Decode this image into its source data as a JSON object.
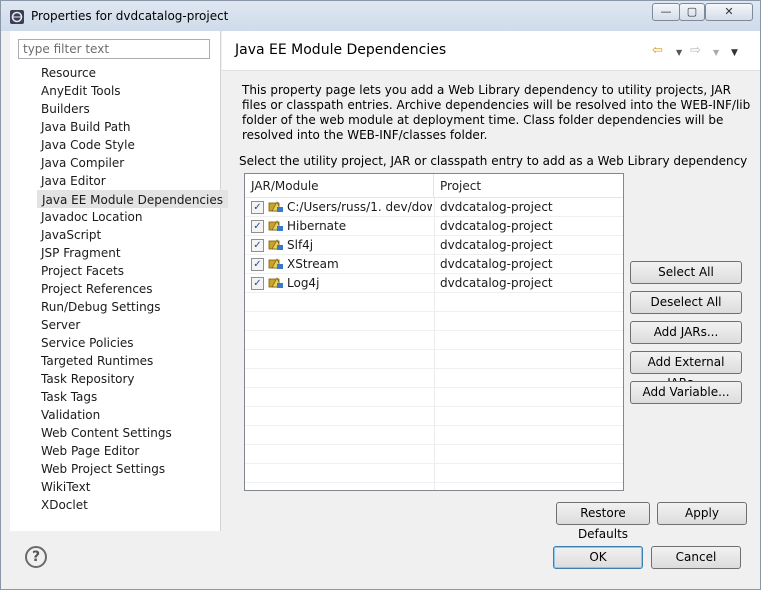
{
  "window": {
    "title": "Properties for dvdcatalog-project",
    "minimize_glyph": "—",
    "maximize_glyph": "▢",
    "close_glyph": "✕"
  },
  "nav": {
    "filter_placeholder": "type filter text",
    "items": [
      {
        "label": "Resource"
      },
      {
        "label": "AnyEdit Tools"
      },
      {
        "label": "Builders"
      },
      {
        "label": "Java Build Path"
      },
      {
        "label": "Java Code Style"
      },
      {
        "label": "Java Compiler"
      },
      {
        "label": "Java Editor"
      },
      {
        "label": "Java EE Module Dependencies",
        "selected": true
      },
      {
        "label": "Javadoc Location"
      },
      {
        "label": "JavaScript"
      },
      {
        "label": "JSP Fragment"
      },
      {
        "label": "Project Facets"
      },
      {
        "label": "Project References"
      },
      {
        "label": "Run/Debug Settings"
      },
      {
        "label": "Server"
      },
      {
        "label": "Service Policies"
      },
      {
        "label": "Targeted Runtimes"
      },
      {
        "label": "Task Repository"
      },
      {
        "label": "Task Tags"
      },
      {
        "label": "Validation"
      },
      {
        "label": "Web Content Settings"
      },
      {
        "label": "Web Page Editor"
      },
      {
        "label": "Web Project Settings"
      },
      {
        "label": "WikiText"
      },
      {
        "label": "XDoclet"
      }
    ]
  },
  "page": {
    "title": "Java EE Module Dependencies",
    "description": "This property page lets you add a Web Library dependency to utility projects, JAR files or classpath entries. Archive dependencies will be resolved into the WEB-INF/lib folder of the web module at deployment time. Class folder dependencies will be resolved into the WEB-INF/classes folder.",
    "instruction": "Select the utility project, JAR or classpath entry to add as a Web Library dependency",
    "icons": {
      "back": "⇦",
      "back_drop": "▼",
      "forward": "⇨",
      "forward_drop": "▼",
      "menu": "▼"
    }
  },
  "table": {
    "columns": [
      "JAR/Module",
      "Project"
    ],
    "rows": [
      {
        "module": "C:/Users/russ/1. dev/dow…",
        "project": "dvdcatalog-project",
        "checked": true
      },
      {
        "module": "Hibernate",
        "project": "dvdcatalog-project",
        "checked": true
      },
      {
        "module": "Slf4j",
        "project": "dvdcatalog-project",
        "checked": true
      },
      {
        "module": "XStream",
        "project": "dvdcatalog-project",
        "checked": true
      },
      {
        "module": "Log4j",
        "project": "dvdcatalog-project",
        "checked": true
      }
    ],
    "check_glyph": "✓"
  },
  "buttons": {
    "select_all": "Select All",
    "deselect_all": "Deselect All",
    "add_jars": "Add JARs...",
    "add_external_jars": "Add External JARs...",
    "add_variable": "Add Variable...",
    "restore_defaults": "Restore Defaults",
    "apply": "Apply",
    "ok": "OK",
    "cancel": "Cancel",
    "help": "?"
  }
}
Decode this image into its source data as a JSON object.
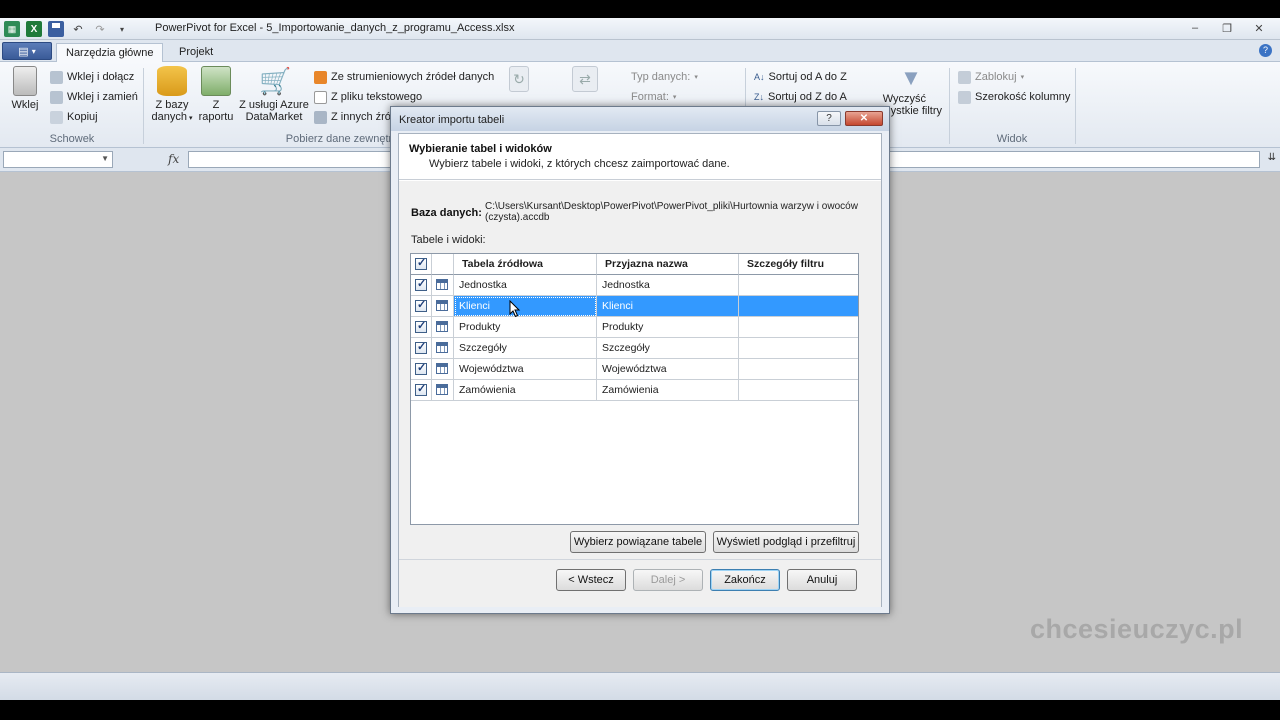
{
  "window": {
    "title": "PowerPivot for Excel - 5_Importowanie_danych_z_programu_Access.xlsx",
    "controls": [
      "–",
      "❐",
      "✕"
    ]
  },
  "tabs": [
    {
      "label": "Narzędzia główne",
      "active": true
    },
    {
      "label": "Projekt",
      "active": false
    }
  ],
  "ribbon": {
    "clipboard": {
      "paste": "Wklej",
      "paste_append": "Wklej i dołącz",
      "paste_replace": "Wklej i zamień",
      "copy": "Kopiuj",
      "group": "Schowek"
    },
    "get_data": {
      "from_db_1": "Z bazy",
      "from_db_2": "danych",
      "from_report_1": "Z",
      "from_report_2": "raportu",
      "from_azure_1": "Z usługi Azure",
      "from_azure_2": "DataMarket",
      "from_feeds": "Ze strumieniowych źródeł danych",
      "from_text": "Z pliku tekstowego",
      "from_other": "Z innych źró",
      "group": "Pobierz dane zewnętr"
    },
    "format": {
      "data_type": "Typ danych:",
      "format": "Format:"
    },
    "sort": {
      "sort_az": "Sortuj od A do Z",
      "sort_za": "Sortuj od Z do A",
      "clear_filters_1": "Wyczyść",
      "clear_filters_2": "ystkie filtry"
    },
    "view": {
      "freeze": "Zablokuj",
      "column_width": "Szerokość kolumny",
      "group": "Widok"
    }
  },
  "formula_bar": {
    "fx": "fx"
  },
  "dialog": {
    "title": "Kreator importu tabeli",
    "help": "?",
    "close": "✕",
    "header_title": "Wybieranie tabel i widoków",
    "header_subtitle": "Wybierz tabele i widoki, z których chcesz zaimportować dane.",
    "db_label": "Baza danych:",
    "db_path": "C:\\Users\\Kursant\\Desktop\\PowerPivot\\PowerPivot_pliki\\Hurtownia warzyw i owoców (czysta).accdb",
    "tables_label": "Tabele i widoki:",
    "columns": [
      "Tabela źródłowa",
      "Przyjazna nazwa",
      "Szczegóły filtru"
    ],
    "rows": [
      {
        "source": "Jednostka",
        "friendly": "Jednostka",
        "filter": "",
        "checked": true,
        "selected": false
      },
      {
        "source": "Klienci",
        "friendly": "Klienci",
        "filter": "",
        "checked": true,
        "selected": true
      },
      {
        "source": "Produkty",
        "friendly": "Produkty",
        "filter": "",
        "checked": true,
        "selected": false
      },
      {
        "source": "Szczegóły",
        "friendly": "Szczegóły",
        "filter": "",
        "checked": true,
        "selected": false
      },
      {
        "source": "Województwa",
        "friendly": "Województwa",
        "filter": "",
        "checked": true,
        "selected": false
      },
      {
        "source": "Zamówienia",
        "friendly": "Zamówienia",
        "filter": "",
        "checked": true,
        "selected": false
      }
    ],
    "btn_related": "Wybierz powiązane tabele",
    "btn_preview": "Wyświetl podgląd i przefiltruj",
    "btn_back": "< Wstecz",
    "btn_next": "Dalej >",
    "btn_finish": "Zakończ",
    "btn_cancel": "Anuluj"
  },
  "watermark": "chcesieuczyc.pl"
}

● ● ● ● ●

- Exercise details
Leave out the pictures and return every record word for word.

- Solution for this exercise
Decode this image into its source data as a JSON object.
{
  "window": {
    "title": "Properties for dvdcatalog-project",
    "minimize_glyph": "—",
    "maximize_glyph": "▢",
    "close_glyph": "✕"
  },
  "nav": {
    "filter_placeholder": "type filter text",
    "items": [
      {
        "label": "Resource"
      },
      {
        "label": "AnyEdit Tools"
      },
      {
        "label": "Builders"
      },
      {
        "label": "Java Build Path"
      },
      {
        "label": "Java Code Style"
      },
      {
        "label": "Java Compiler"
      },
      {
        "label": "Java Editor"
      },
      {
        "label": "Java EE Module Dependencies",
        "selected": true
      },
      {
        "label": "Javadoc Location"
      },
      {
        "label": "JavaScript"
      },
      {
        "label": "JSP Fragment"
      },
      {
        "label": "Project Facets"
      },
      {
        "label": "Project References"
      },
      {
        "label": "Run/Debug Settings"
      },
      {
        "label": "Server"
      },
      {
        "label": "Service Policies"
      },
      {
        "label": "Targeted Runtimes"
      },
      {
        "label": "Task Repository"
      },
      {
        "label": "Task Tags"
      },
      {
        "label": "Validation"
      },
      {
        "label": "Web Content Settings"
      },
      {
        "label": "Web Page Editor"
      },
      {
        "label": "Web Project Settings"
      },
      {
        "label": "WikiText"
      },
      {
        "label": "XDoclet"
      }
    ]
  },
  "page": {
    "title": "Java EE Module Dependencies",
    "description": "This property page lets you add a Web Library dependency to utility projects, JAR files or classpath entries. Archive dependencies will be resolved into the WEB-INF/lib folder of the web module at deployment time. Class folder dependencies will be resolved into the WEB-INF/classes folder.",
    "instruction": "Select the utility project, JAR or classpath entry to add as a Web Library dependency",
    "icons": {
      "back": "⇦",
      "back_drop": "▼",
      "forward": "⇨",
      "forward_drop": "▼",
      "menu": "▼"
    }
  },
  "table": {
    "columns": [
      "JAR/Module",
      "Project"
    ],
    "rows": [
      {
        "module": "C:/Users/russ/1. dev/dow…",
        "project": "dvdcatalog-project",
        "checked": true
      },
      {
        "module": "Hibernate",
        "project": "dvdcatalog-project",
        "checked": true
      },
      {
        "module": "Slf4j",
        "project": "dvdcatalog-project",
        "checked": true
      },
      {
        "module": "XStream",
        "project": "dvdcatalog-project",
        "checked": true
      },
      {
        "module": "Log4j",
        "project": "dvdcatalog-project",
        "checked": true
      }
    ],
    "check_glyph": "✓"
  },
  "buttons": {
    "select_all": "Select All",
    "deselect_all": "Deselect All",
    "add_jars": "Add JARs...",
    "add_external_jars": "Add External JARs...",
    "add_variable": "Add Variable...",
    "restore_defaults": "Restore Defaults",
    "apply": "Apply",
    "ok": "OK",
    "cancel": "Cancel",
    "help": "?"
  }
}
Decode this image into its source data as a JSON object.
{
  "window": {
    "title": "PowerPivot for Excel - 5_Importowanie_danych_z_programu_Access.xlsx",
    "controls": [
      "–",
      "❐",
      "✕"
    ]
  },
  "tabs": [
    {
      "label": "Narzędzia główne",
      "active": true
    },
    {
      "label": "Projekt",
      "active": false
    }
  ],
  "ribbon": {
    "clipboard": {
      "paste": "Wklej",
      "paste_append": "Wklej i dołącz",
      "paste_replace": "Wklej i zamień",
      "copy": "Kopiuj",
      "group": "Schowek"
    },
    "get_data": {
      "from_db_1": "Z bazy",
      "from_db_2": "danych",
      "from_report_1": "Z",
      "from_report_2": "raportu",
      "from_azure_1": "Z usługi Azure",
      "from_azure_2": "DataMarket",
      "from_feeds": "Ze strumieniowych źródeł danych",
      "from_text": "Z pliku tekstowego",
      "from_other": "Z innych źró",
      "group": "Pobierz dane zewnętr"
    },
    "format": {
      "data_type": "Typ danych:",
      "format": "Format:"
    },
    "sort": {
      "sort_az": "Sortuj od A do Z",
      "sort_za": "Sortuj od Z do A",
      "clear_filters_1": "Wyczyść",
      "clear_filters_2": "ystkie filtry"
    },
    "view": {
      "freeze": "Zablokuj",
      "column_width": "Szerokość kolumny",
      "group": "Widok"
    }
  },
  "formula_bar": {
    "fx": "fx"
  },
  "dialog": {
    "title": "Kreator importu tabeli",
    "help": "?",
    "close": "✕",
    "header_title": "Wybieranie tabel i widoków",
    "header_subtitle": "Wybierz tabele i widoki, z których chcesz zaimportować dane.",
    "db_label": "Baza danych:",
    "db_path": "C:\\Users\\Kursant\\Desktop\\PowerPivot\\PowerPivot_pliki\\Hurtownia warzyw i owoców (czysta).accdb",
    "tables_label": "Tabele i widoki:",
    "columns": [
      "Tabela źródłowa",
      "Przyjazna nazwa",
      "Szczegóły filtru"
    ],
    "rows": [
      {
        "source": "Jednostka",
        "friendly": "Jednostka",
        "filter": "",
        "checked": true,
        "selected": false
      },
      {
        "source": "Klienci",
        "friendly": "Klienci",
        "filter": "",
        "checked": true,
        "selected": true
      },
      {
        "source": "Produkty",
        "friendly": "Produkty",
        "filter": "",
        "checked": true,
        "selected": false
      },
      {
        "source": "Szczegóły",
        "friendly": "Szczegóły",
        "filter": "",
        "checked": true,
        "selected": false
      },
      {
        "source": "Województwa",
        "friendly": "Województwa",
        "filter": "",
        "checked": true,
        "selected": false
      },
      {
        "source": "Zamówienia",
        "friendly": "Zamówienia",
        "filter": "",
        "checked": true,
        "selected": false
      }
    ],
    "btn_related": "Wybierz powiązane tabele",
    "btn_preview": "Wyświetl podgląd i przefiltruj",
    "btn_back": "< Wstecz",
    "btn_next": "Dalej >",
    "btn_finish": "Zakończ",
    "btn_cancel": "Anuluj"
  },
  "watermark": "chcesieuczyc.pl"
}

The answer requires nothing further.